- _Dataset content_:

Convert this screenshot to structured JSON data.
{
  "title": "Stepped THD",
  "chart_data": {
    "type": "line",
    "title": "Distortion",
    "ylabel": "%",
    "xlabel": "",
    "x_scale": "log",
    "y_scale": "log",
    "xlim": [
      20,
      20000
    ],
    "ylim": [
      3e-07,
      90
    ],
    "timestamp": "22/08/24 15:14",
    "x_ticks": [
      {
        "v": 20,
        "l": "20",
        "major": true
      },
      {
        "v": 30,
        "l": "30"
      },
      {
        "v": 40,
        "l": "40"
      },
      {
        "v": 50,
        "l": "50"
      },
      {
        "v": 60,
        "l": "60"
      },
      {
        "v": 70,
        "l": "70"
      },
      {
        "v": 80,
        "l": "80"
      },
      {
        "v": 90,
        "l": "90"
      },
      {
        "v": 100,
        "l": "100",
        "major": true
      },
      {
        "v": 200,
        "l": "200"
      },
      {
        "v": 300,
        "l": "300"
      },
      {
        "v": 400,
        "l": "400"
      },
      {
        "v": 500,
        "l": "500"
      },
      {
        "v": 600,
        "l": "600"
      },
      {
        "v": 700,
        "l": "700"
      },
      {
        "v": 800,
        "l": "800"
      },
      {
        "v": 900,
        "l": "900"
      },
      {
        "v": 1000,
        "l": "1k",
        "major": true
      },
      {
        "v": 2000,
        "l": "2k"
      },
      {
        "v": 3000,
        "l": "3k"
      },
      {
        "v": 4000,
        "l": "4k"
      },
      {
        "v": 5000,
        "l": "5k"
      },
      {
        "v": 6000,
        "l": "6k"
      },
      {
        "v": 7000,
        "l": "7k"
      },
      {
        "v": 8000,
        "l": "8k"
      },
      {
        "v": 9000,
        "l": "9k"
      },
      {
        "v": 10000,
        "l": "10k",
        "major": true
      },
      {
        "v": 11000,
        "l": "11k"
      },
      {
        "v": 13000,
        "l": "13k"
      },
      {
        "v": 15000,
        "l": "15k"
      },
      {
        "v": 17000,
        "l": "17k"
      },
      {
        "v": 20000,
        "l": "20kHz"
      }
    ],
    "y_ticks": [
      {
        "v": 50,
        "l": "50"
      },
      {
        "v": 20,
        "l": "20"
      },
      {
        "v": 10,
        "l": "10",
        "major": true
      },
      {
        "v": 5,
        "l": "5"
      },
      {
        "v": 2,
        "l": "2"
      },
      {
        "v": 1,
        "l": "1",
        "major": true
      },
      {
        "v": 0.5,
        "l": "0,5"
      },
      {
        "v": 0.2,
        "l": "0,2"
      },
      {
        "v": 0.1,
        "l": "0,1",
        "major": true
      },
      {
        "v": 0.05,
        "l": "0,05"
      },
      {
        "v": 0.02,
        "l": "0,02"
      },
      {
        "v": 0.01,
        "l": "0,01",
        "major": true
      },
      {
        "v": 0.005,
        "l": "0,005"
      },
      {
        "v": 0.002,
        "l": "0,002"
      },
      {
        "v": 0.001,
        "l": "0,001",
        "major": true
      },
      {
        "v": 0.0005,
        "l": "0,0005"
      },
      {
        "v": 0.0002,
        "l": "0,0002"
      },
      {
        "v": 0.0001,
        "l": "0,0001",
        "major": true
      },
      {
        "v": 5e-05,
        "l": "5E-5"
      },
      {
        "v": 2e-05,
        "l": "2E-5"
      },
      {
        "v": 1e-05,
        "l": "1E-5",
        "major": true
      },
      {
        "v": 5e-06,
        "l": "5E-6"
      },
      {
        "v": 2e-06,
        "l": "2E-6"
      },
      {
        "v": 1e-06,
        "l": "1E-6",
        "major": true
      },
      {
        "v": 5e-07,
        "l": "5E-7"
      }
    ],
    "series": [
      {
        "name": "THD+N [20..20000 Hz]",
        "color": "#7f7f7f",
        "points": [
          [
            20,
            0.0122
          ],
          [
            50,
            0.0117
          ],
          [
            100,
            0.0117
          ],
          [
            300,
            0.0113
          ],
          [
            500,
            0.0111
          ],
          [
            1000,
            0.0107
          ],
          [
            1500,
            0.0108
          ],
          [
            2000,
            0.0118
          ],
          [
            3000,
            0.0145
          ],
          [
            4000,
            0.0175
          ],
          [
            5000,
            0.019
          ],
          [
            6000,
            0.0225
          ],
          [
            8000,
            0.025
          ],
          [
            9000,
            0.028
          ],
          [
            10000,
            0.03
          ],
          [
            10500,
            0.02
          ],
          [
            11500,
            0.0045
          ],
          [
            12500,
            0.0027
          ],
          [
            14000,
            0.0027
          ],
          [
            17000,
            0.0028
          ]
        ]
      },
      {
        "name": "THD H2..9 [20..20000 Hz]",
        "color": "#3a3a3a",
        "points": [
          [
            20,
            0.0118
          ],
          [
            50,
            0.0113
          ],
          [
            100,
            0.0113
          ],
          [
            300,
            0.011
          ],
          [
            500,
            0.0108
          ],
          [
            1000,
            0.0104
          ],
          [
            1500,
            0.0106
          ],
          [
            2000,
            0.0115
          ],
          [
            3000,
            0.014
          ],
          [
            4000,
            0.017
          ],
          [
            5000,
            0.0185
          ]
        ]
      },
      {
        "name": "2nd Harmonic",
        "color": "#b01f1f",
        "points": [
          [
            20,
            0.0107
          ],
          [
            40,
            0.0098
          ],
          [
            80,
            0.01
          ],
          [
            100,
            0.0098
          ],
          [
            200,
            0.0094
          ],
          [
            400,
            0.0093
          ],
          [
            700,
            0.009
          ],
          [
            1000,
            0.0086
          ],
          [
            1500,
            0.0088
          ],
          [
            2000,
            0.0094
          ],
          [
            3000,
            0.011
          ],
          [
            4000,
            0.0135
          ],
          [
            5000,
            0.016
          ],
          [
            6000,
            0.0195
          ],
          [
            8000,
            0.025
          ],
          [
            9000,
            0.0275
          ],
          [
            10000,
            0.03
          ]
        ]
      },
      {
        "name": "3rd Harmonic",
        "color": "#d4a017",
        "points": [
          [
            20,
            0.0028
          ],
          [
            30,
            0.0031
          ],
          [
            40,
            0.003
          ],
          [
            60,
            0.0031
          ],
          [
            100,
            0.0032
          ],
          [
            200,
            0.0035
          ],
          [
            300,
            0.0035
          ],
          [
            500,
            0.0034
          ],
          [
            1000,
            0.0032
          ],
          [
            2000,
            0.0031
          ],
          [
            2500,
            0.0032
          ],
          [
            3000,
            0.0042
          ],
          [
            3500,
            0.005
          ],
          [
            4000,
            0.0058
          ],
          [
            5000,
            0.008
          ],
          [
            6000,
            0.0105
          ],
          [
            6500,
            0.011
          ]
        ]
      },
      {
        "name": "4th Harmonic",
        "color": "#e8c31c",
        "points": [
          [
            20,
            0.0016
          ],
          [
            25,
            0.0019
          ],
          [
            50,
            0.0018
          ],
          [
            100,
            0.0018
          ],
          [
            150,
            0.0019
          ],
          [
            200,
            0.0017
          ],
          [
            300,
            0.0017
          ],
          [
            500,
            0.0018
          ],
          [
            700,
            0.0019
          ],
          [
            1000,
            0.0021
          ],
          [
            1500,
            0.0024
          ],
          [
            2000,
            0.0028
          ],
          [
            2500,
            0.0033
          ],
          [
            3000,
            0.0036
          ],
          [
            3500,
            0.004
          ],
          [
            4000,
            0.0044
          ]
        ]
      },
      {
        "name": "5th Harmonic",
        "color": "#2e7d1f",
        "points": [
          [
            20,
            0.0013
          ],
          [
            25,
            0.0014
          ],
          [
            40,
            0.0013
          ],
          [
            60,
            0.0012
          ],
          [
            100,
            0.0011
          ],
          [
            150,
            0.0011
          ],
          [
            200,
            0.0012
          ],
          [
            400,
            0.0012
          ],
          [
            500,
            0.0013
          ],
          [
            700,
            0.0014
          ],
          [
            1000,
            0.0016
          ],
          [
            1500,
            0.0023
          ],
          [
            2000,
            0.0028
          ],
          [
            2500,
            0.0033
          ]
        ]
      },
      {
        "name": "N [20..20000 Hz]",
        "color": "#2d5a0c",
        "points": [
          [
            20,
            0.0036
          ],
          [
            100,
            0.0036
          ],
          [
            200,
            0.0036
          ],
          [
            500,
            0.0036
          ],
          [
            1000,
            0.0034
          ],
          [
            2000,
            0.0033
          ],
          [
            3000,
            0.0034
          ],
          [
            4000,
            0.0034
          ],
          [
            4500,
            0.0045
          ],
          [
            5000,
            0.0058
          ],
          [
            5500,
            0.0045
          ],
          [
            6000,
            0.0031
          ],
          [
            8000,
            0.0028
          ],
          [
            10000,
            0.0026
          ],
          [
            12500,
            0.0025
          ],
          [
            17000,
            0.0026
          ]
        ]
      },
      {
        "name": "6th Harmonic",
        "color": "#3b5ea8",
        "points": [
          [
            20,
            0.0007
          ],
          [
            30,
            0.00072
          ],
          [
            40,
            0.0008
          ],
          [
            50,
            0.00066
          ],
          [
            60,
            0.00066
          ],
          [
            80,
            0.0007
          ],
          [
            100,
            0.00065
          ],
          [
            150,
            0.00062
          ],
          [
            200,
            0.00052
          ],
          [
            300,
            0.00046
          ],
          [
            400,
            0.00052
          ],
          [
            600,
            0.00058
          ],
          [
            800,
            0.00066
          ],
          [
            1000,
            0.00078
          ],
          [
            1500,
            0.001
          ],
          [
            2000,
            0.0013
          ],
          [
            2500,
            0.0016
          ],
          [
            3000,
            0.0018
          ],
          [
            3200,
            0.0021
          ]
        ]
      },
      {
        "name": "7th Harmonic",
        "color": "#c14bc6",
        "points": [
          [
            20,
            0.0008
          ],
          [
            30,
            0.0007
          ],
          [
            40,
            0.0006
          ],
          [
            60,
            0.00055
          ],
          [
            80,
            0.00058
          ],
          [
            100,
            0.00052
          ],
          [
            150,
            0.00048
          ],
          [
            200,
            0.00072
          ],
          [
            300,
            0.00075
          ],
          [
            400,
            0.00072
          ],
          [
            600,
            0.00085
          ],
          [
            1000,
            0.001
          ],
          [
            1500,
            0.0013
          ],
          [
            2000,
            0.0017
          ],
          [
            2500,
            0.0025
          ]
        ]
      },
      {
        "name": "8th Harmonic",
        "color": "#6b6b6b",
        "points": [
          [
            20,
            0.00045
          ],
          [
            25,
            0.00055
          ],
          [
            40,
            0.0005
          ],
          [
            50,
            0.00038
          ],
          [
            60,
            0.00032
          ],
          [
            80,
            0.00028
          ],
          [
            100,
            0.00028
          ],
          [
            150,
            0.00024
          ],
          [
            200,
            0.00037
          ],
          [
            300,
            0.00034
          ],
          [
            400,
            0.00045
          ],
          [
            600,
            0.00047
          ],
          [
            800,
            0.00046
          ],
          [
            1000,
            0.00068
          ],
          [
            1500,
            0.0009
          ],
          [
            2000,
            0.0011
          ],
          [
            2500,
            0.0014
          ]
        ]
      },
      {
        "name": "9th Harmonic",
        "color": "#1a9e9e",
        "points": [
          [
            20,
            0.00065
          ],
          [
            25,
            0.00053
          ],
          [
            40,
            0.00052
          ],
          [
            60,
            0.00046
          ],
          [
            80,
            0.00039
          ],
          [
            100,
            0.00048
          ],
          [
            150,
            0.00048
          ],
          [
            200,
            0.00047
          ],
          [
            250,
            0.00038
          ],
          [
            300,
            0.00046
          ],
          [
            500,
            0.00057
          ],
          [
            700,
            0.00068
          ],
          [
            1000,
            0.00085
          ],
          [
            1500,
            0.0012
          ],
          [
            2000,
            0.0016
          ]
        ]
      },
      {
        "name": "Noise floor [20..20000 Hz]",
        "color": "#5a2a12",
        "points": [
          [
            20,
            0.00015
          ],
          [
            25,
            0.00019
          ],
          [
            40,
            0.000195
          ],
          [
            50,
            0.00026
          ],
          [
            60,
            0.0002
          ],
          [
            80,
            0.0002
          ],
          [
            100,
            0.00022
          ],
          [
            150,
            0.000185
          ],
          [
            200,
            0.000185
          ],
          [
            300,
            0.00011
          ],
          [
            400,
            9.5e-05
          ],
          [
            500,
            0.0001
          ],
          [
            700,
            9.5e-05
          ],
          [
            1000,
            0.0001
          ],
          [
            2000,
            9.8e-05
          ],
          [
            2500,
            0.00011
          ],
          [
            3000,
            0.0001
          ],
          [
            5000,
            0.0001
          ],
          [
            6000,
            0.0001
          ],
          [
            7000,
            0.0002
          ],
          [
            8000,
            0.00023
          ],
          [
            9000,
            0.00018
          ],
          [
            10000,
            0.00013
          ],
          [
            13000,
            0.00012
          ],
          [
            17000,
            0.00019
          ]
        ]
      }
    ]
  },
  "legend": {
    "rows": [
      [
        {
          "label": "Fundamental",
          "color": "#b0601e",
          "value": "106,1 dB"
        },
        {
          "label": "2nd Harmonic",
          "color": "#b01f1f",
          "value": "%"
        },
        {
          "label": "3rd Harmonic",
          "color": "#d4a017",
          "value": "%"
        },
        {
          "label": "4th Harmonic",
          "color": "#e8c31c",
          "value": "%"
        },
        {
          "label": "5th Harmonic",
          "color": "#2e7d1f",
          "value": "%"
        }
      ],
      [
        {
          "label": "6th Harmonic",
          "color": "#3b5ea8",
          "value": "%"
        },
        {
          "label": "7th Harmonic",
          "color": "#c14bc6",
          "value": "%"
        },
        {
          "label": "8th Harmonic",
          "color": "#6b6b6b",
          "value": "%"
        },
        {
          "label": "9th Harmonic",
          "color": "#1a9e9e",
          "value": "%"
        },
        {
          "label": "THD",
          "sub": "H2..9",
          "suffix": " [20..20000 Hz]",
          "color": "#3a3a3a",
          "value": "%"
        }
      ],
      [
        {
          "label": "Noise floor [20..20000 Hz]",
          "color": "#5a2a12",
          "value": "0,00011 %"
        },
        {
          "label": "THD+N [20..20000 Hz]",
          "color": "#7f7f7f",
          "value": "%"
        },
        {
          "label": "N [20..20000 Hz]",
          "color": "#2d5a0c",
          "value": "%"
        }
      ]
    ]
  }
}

- _Given problem_: Read through the entries and copy every line that includes "title".

- _Reply_:
  "title": "Stepped THD",
    "title": "Distortion",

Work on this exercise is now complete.